• WORK TO BE COMPLETED: Give the number of lines below that contain "зоны", with no other output.

• EXTRACTED DATA:
== == ==

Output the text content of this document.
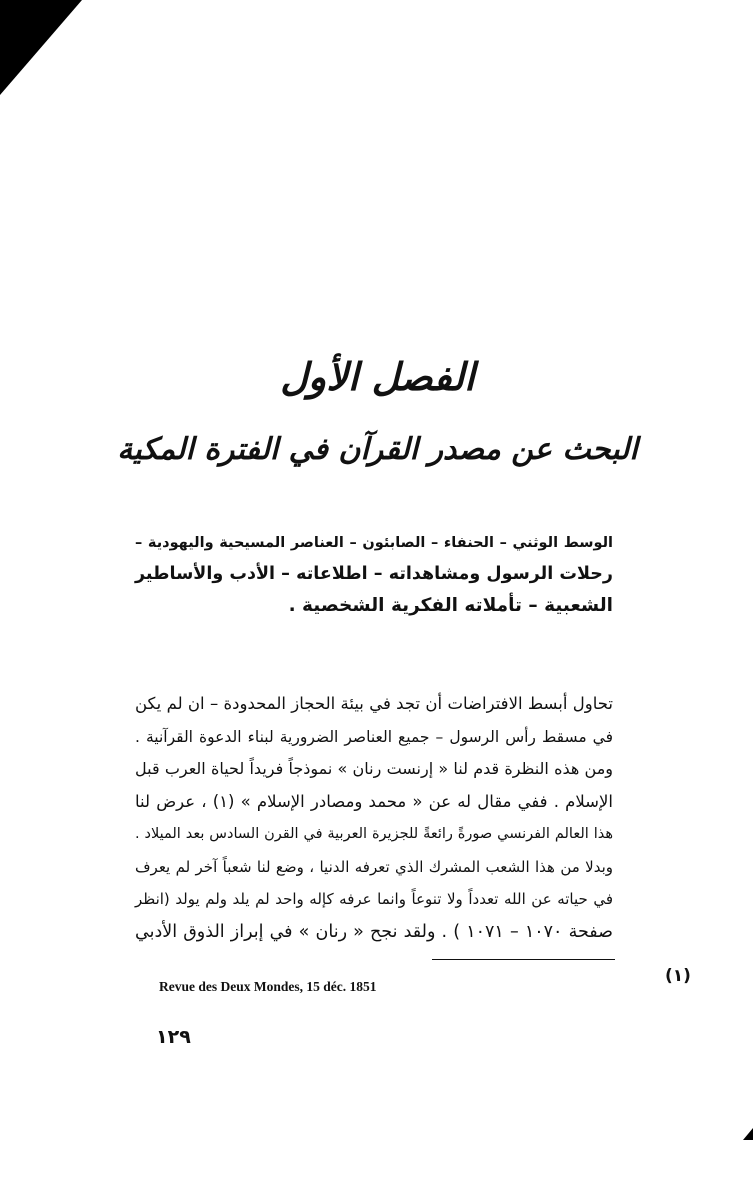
الفصل الأول
البحث عن مصدر القرآن في الفترة المكية
الوسط الوثني – الحنفاء – الصابئون – العناصر المسيحية واليهودية –
رحلات الرسول ومشاهداته – اطلاعاته – الأدب والأساطير
الشعبية – تأملاته الفكرية الشخصية .
تحاول أبسط الافتراضات أن تجد في بيئة الحجاز المحدودة – ان لم يكن
في مسقط رأس الرسول – جميع العناصر الضرورية لبناء الدعوة القرآنية .
ومن هذه النظرة قدم لنا « إرنست رنان » نموذجاً فريداً لحياة العرب قبل
الإسلام . ففي مقال له عن « محمد ومصادر الإسلام » (١) ، عرض لنا
هذا العالم الفرنسي صورةً رائعةً للجزيرة العربية في القرن السادس بعد الميلاد .
وبدلا من هذا الشعب المشرك الذي تعرفه الدنيا ، وضع لنا شعباً آخر لم يعرف
في حياته عن الله تعدداً ولا تنوعاً وانما عرفه كإله واحد لم يلد ولم يولد (انظر
صفحة ١٠٧٠ – ١٠٧١ ) . ولقد نجح « رنان » في إبراز الذوق الأدبي
(١)
Revue des Deux Mondes, 15 déc. 1851
١٢٩
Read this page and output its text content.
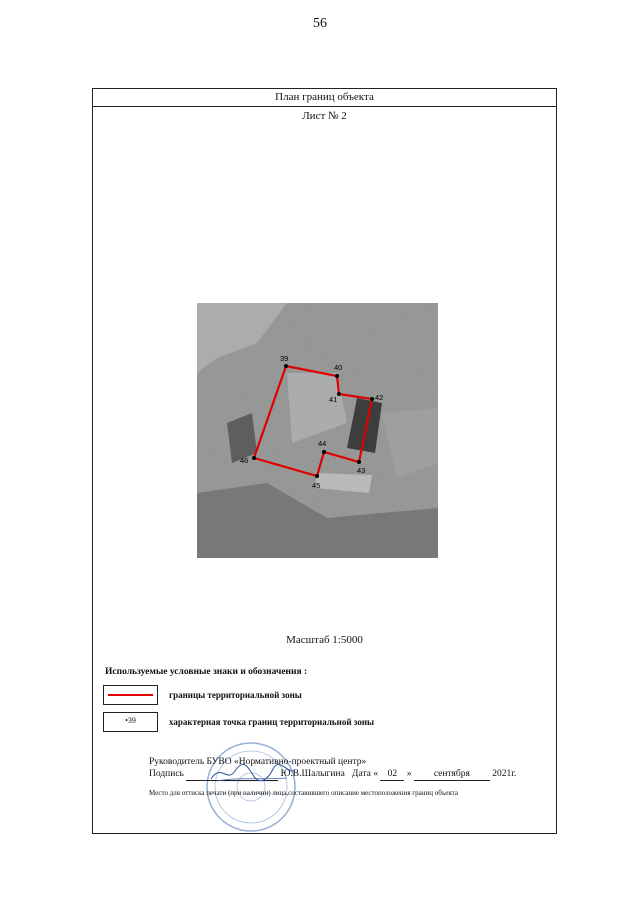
56
План границ объекта
Лист № 2
39
40
41	42
43
44
45
46
Масштаб 1:5000
Используемые условные знаки и обозначения :
границы территориальной зоны
•39	характерная точка границ территориальной зоны
Руководитель БУВО «Нормативно-проектный центр»
Подпись	Ю.В.Шалыгина Дата « 02 » сентября 2021г.
Место для оттиска печати (при наличии) лица,составившего описание местоположения границ объекта
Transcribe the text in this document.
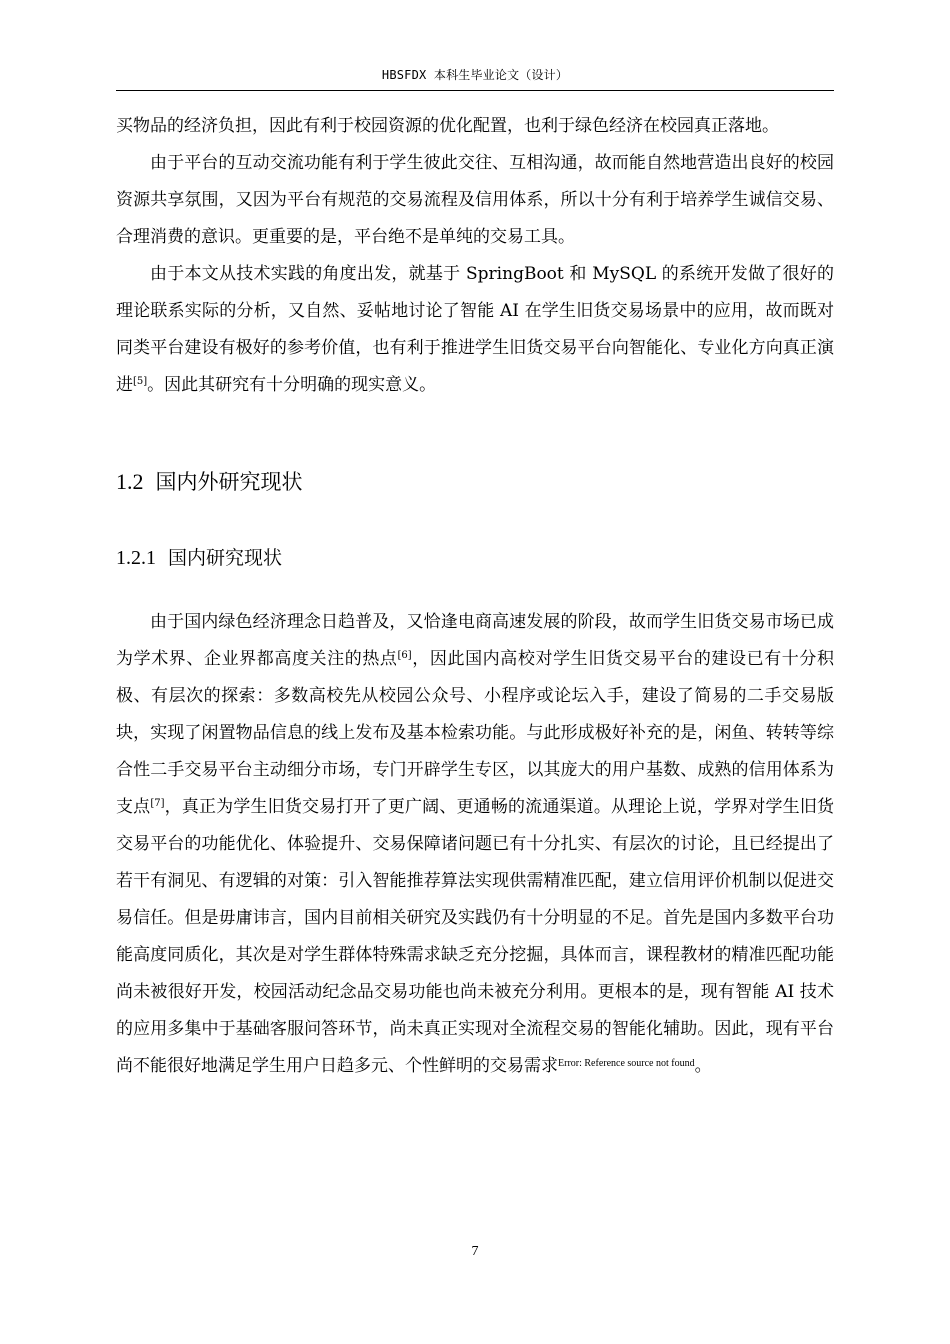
HBSFDX 本科生毕业论文（设计）

买物品的经济负担，因此有利于校园资源的优化配置，也利于绿色经济在校园真正落地。

由于平台的互动交流功能有利于学生彼此交往、互相沟通，故而能自然地营造出良好的校园资源共享氛围，又因为平台有规范的交易流程及信用体系，所以十分有利于培养学生诚信交易、合理消费的意识。更重要的是，平台绝不是单纯的交易工具。

由于本文从技术实践的角度出发，就基于 SpringBoot 和 MySQL 的系统开发做了很好的理论联系实际的分析，又自然、妥帖地讨论了智能 AI 在学生旧货交易场景中的应用，故而既对同类平台建设有极好的参考价值，也有利于推进学生旧货交易平台向智能化、专业化方向真正演进[5]。因此其研究有十分明确的现实意义。

1.2 国内外研究现状
1.2.1 国内研究现状

由于国内绿色经济理念日趋普及，又恰逢电商高速发展的阶段，故而学生旧货交易市场已成为学术界、企业界都高度关注的热点[6]，因此国内高校对学生旧货交易平台的建设已有十分积极、有层次的探索：多数高校先从校园公众号、小程序或论坛入手，建设了简易的二手交易版块，实现了闲置物品信息的线上发布及基本检索功能。与此形成极好补充的是，闲鱼、转转等综合性二手交易平台主动细分市场，专门开辟学生专区，以其庞大的用户基数、成熟的信用体系为支点[7]，真正为学生旧货交易打开了更广阔、更通畅的流通渠道。从理论上说，学界对学生旧货交易平台的功能优化、体验提升、交易保障诸问题已有十分扎实、有层次的讨论，且已经提出了若干有洞见、有逻辑的对策：引入智能推荐算法实现供需精准匹配，建立信用评价机制以促进交易信任。但是毋庸讳言，国内目前相关研究及实践仍有十分明显的不足。首先是国内多数平台功能高度同质化，其次是对学生群体特殊需求缺乏充分挖掘，具体而言，课程教材的精准匹配功能尚未被很好开发，校园活动纪念品交易功能也尚未被充分利用。更根本的是，现有智能 AI 技术的应用多集中于基础客服问答环节，尚未真正实现对全流程交易的智能化辅助。因此，现有平台尚不能很好地满足学生用户日趋多元、个性鲜明的交易需求$^{Error: Reference source not found}$。

7
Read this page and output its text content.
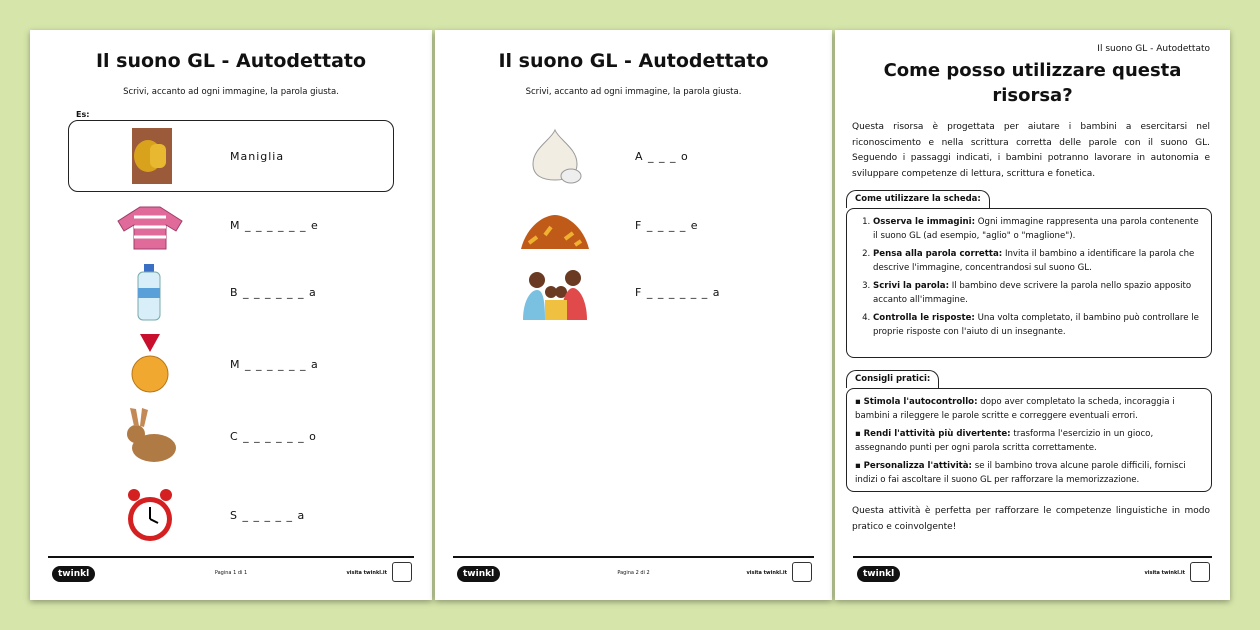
Il suono GL - Autodettato
Scrivi, accanto ad ogni immagine, la parola giusta.
Es:
Maniglia
M _ _ _ _ _ _ e
B _ _ _ _ _ _ a
M _ _ _ _ _ _ a
C _ _ _ _ _ _ o
S _ _ _ _ _ a
twinkl	Pagina 1 di 1	visita twinkl.it
Il suono GL - Autodettato
Scrivi, accanto ad ogni immagine, la parola giusta.
A _ _ _ o
F _ _ _ _ e
F _ _ _ _ _ _ a
twinkl	Pagina 2 di 2	visita twinkl.it
Il suono GL - Autodettato
Come posso utilizzare questa risorsa?
Questa risorsa è progettata per aiutare i bambini a esercitarsi nel riconoscimento e nella scrittura corretta delle parole con il suono GL. Seguendo i passaggi indicati, i bambini potranno lavorare in autonomia e sviluppare competenze di lettura, scrittura e fonetica.
Come utilizzare la scheda:
1. Osserva le immagini: Ogni immagine rappresenta una parola contenente il suono GL (ad esempio, "aglio" o "maglione").
2. Pensa alla parola corretta: Invita il bambino a identificare la parola che descrive l'immagine, concentrandosi sul suono GL.
3. Scrivi la parola: Il bambino deve scrivere la parola nello spazio apposito accanto all'immagine.
4. Controlla le risposte: Una volta completato, il bambino può controllare le proprie risposte con l'aiuto di un insegnante.
Consigli pratici:
▪ Stimola l'autocontrollo: dopo aver completato la scheda, incoraggia i bambini a rileggere le parole scritte e correggere eventuali errori.
▪ Rendi l'attività più divertente: trasforma l'esercizio in un gioco, assegnando punti per ogni parola scritta correttamente.
▪ Personalizza l'attività: se il bambino trova alcune parole difficili, fornisci indizi o fai ascoltare il suono GL per rafforzare la memorizzazione.
Questa attività è perfetta per rafforzare le competenze linguistiche in modo pratico e coinvolgente!
twinkl	visita twinkl.it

== == ==

• REPLY TO THE TASK: 2